* Stated problem *
What is the number of lines in the data that hold the string "части"? Reply with that number only.
--- Data ---
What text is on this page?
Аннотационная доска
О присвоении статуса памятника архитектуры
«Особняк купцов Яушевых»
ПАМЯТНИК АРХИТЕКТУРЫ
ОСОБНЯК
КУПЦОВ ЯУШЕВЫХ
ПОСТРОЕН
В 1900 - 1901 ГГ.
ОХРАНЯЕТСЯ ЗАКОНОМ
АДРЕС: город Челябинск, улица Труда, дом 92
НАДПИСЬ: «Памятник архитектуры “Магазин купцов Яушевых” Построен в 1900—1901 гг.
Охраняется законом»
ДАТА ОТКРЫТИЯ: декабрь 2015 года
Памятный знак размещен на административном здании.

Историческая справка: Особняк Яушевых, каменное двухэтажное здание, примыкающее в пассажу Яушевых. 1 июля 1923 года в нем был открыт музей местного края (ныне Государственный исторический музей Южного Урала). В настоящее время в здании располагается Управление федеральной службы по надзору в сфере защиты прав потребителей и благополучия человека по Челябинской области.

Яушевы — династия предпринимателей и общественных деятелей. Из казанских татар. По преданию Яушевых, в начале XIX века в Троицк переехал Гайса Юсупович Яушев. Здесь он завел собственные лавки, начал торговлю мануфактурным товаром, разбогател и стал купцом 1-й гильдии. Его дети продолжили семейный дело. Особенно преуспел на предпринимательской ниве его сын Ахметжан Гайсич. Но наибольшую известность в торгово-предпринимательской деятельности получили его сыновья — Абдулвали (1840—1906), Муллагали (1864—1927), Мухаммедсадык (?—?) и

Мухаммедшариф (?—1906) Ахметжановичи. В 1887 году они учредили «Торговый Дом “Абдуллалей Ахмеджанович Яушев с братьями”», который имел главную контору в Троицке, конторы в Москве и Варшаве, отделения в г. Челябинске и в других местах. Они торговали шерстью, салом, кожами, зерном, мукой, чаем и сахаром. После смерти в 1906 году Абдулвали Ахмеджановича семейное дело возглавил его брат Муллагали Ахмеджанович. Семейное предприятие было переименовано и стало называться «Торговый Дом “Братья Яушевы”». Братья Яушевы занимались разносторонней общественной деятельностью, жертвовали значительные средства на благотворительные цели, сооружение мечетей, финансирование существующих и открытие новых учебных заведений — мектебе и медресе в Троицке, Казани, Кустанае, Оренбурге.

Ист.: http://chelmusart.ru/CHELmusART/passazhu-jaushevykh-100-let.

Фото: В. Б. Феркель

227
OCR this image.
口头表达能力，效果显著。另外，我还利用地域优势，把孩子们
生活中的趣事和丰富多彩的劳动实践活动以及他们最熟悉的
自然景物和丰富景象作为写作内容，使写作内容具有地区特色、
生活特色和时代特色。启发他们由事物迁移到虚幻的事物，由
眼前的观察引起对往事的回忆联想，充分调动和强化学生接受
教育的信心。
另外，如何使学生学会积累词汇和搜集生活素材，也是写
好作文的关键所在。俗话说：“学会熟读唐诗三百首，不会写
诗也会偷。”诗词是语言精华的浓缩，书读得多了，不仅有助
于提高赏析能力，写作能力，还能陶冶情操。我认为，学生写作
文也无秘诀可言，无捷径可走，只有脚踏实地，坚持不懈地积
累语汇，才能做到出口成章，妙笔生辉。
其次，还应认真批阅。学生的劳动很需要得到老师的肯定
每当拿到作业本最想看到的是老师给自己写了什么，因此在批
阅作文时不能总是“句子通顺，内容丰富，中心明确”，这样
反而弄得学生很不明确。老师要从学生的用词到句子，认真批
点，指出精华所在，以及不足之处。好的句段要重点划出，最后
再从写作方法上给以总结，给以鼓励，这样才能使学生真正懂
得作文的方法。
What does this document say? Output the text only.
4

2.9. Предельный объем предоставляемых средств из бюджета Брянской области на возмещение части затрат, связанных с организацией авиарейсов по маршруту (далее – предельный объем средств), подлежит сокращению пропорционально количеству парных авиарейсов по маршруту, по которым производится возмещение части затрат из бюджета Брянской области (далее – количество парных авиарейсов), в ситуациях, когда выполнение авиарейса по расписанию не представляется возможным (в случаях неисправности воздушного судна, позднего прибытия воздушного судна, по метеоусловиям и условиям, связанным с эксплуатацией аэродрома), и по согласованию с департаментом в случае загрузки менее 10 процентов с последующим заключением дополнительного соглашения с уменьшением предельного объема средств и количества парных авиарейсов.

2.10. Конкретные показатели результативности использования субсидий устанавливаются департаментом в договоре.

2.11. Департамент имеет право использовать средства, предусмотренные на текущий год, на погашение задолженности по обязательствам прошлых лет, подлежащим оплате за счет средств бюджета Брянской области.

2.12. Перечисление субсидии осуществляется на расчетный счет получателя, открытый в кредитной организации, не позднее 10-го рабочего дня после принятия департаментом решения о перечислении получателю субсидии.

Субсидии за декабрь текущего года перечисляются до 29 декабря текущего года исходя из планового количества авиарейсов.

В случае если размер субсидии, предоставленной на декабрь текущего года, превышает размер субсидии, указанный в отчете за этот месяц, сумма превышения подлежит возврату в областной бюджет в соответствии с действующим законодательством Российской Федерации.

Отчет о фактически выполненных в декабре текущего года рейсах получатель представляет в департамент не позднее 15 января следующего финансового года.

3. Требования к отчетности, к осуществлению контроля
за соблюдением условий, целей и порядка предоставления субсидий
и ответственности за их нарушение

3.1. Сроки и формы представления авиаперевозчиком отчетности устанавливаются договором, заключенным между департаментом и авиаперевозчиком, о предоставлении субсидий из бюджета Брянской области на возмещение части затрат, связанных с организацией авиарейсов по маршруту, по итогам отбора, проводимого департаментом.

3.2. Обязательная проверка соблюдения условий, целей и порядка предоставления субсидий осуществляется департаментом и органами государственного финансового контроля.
---
* Answer to the task *
2